In the data below, count the lines that contain the string "record", with case counting, and give only the number.

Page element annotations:
____

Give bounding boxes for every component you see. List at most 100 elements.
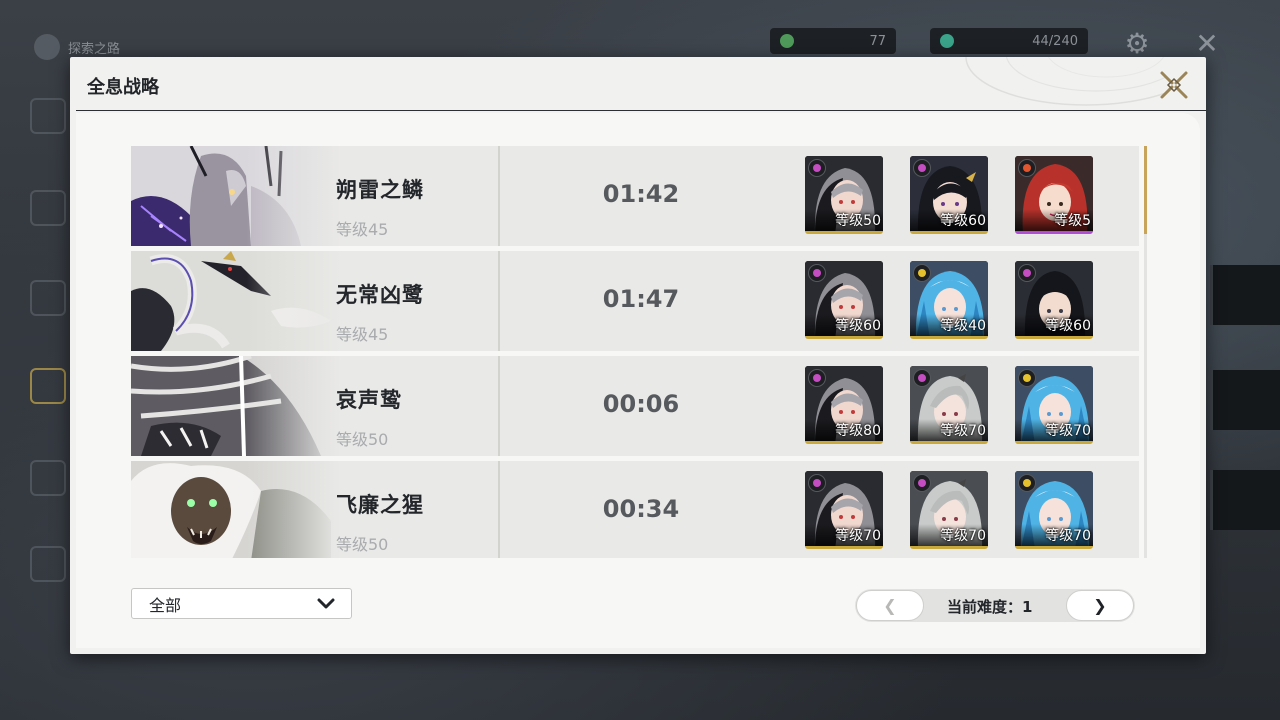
team-member-avatar[interactable]: 等级80	[805, 366, 883, 444]
close-button[interactable]	[1156, 67, 1192, 103]
record-row[interactable]: 无常凶鹭 等级45 01:47 等级60 等级40 等级60	[131, 251, 1139, 351]
element-icon	[913, 159, 931, 177]
currency-display-2: 44/240	[930, 28, 1088, 54]
boss-image	[131, 251, 341, 351]
record-row[interactable]: 哀声鸷 等级50 00:06 等级80 等级70 等级70	[131, 356, 1139, 456]
sidebar-icon-1	[30, 98, 66, 134]
character-level: 等级5	[1054, 213, 1091, 229]
team-member-avatar[interactable]: 等级40	[910, 261, 988, 339]
element-icon	[1018, 474, 1036, 492]
dialog-title: 全息战略	[87, 77, 159, 98]
clear-time: 01:42	[602, 180, 680, 208]
clear-time: 01:47	[602, 285, 680, 313]
boss-name: 飞廉之猩	[336, 493, 424, 517]
team-lineup: 等级70 等级70 等级70	[805, 471, 1093, 549]
gear-icon: ⚙	[1124, 26, 1150, 60]
element-icon	[913, 264, 931, 282]
clear-time: 00:06	[602, 390, 680, 418]
character-level: 等级70	[940, 423, 986, 439]
character-level: 等级70	[1045, 528, 1091, 544]
chevron-right-icon: ❯	[1093, 596, 1107, 615]
boss-name: 无常凶鹭	[336, 283, 424, 307]
difficulty-pager: ❮ 当前难度：1 ❯	[855, 589, 1135, 622]
compass-icon	[34, 34, 60, 60]
sidebar-icon-3	[30, 280, 66, 316]
boss-level: 等级50	[336, 535, 389, 554]
boss-level: 等级50	[336, 430, 389, 449]
element-icon	[913, 369, 931, 387]
boss-portrait	[131, 461, 341, 558]
character-level: 等级80	[835, 423, 881, 439]
character-level: 等级70	[835, 528, 881, 544]
currency-display-1: 77	[770, 28, 896, 54]
divider	[498, 251, 500, 351]
element-icon	[1018, 369, 1036, 387]
filter-selected-value: 全部	[149, 595, 182, 615]
character-level: 等级50	[835, 213, 881, 229]
chevron-down-icon	[317, 598, 335, 608]
boss-level: 等级45	[336, 220, 389, 239]
team-member-avatar[interactable]: 等级5	[1015, 156, 1093, 234]
element-icon	[808, 369, 826, 387]
close-icon-background: ✕	[1195, 26, 1219, 60]
team-member-avatar[interactable]: 等级60	[1015, 261, 1093, 339]
close-icon	[1160, 71, 1188, 99]
team-member-avatar[interactable]: 等级70	[1015, 471, 1093, 549]
character-level: 等级70	[1045, 423, 1091, 439]
element-icon	[808, 264, 826, 282]
team-lineup: 等级60 等级40 等级60	[805, 261, 1093, 339]
team-member-avatar[interactable]: 等级70	[805, 471, 883, 549]
divider	[498, 461, 500, 558]
team-member-avatar[interactable]: 等级70	[910, 366, 988, 444]
background-panel	[1210, 470, 1280, 530]
element-icon	[808, 474, 826, 492]
sidebar-icon-6	[30, 546, 66, 582]
divider	[498, 146, 500, 246]
record-row[interactable]: 飞廉之猩 等级50 00:34 等级70 等级70 等级70	[131, 461, 1139, 558]
chevron-left-icon: ❮	[883, 596, 897, 615]
decorative-arcs	[965, 57, 1166, 106]
boss-portrait	[131, 356, 341, 456]
boss-portrait	[131, 146, 341, 246]
background-panel	[1210, 265, 1280, 325]
team-lineup: 等级50 等级60 等级5	[805, 156, 1093, 234]
record-row[interactable]: 朔雷之鳞 等级45 01:42 等级50 等级60 等级5	[131, 146, 1139, 246]
team-member-avatar[interactable]: 等级70	[1015, 366, 1093, 444]
element-icon	[808, 159, 826, 177]
boss-level: 等级45	[336, 325, 389, 344]
current-difficulty-label: 当前难度：1	[947, 598, 1033, 616]
clear-time: 00:34	[602, 495, 680, 523]
sidebar-icon-2	[30, 190, 66, 226]
next-difficulty-button[interactable]: ❯	[1066, 590, 1134, 621]
boss-name: 朔雷之鳞	[336, 178, 424, 202]
character-level: 等级40	[940, 318, 986, 334]
boss-image	[131, 146, 341, 246]
record-list: 朔雷之鳞 等级45 01:42 等级50 等级60 等级5 无常凶鹭 等级45 …	[131, 146, 1139, 558]
element-icon	[1018, 159, 1036, 177]
team-member-avatar[interactable]: 等级70	[910, 471, 988, 549]
boss-image	[131, 461, 341, 558]
sidebar-icon-5	[30, 460, 66, 496]
character-level: 等级60	[1045, 318, 1091, 334]
element-icon	[1018, 264, 1036, 282]
filter-dropdown[interactable]: 全部	[131, 588, 352, 619]
team-member-avatar[interactable]: 等级50	[805, 156, 883, 234]
boss-name: 哀声鸷	[336, 388, 402, 412]
character-level: 等级70	[940, 528, 986, 544]
title-divider	[76, 110, 1206, 111]
team-lineup: 等级80 等级70 等级70	[805, 366, 1093, 444]
element-icon	[913, 474, 931, 492]
boss-portrait	[131, 251, 341, 351]
team-member-avatar[interactable]: 等级60	[910, 156, 988, 234]
character-level: 等级60	[835, 318, 881, 334]
divider	[498, 356, 500, 456]
boss-image	[131, 356, 341, 456]
sidebar-icon-4	[30, 368, 66, 404]
background-panel	[1210, 370, 1280, 430]
character-level: 等级60	[940, 213, 986, 229]
currency-icon	[780, 34, 794, 48]
scrollbar-thumb[interactable]	[1144, 146, 1147, 234]
team-member-avatar[interactable]: 等级60	[805, 261, 883, 339]
prev-difficulty-button[interactable]: ❮	[856, 590, 924, 621]
energy-icon	[940, 34, 954, 48]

____

### Result of this exercise
5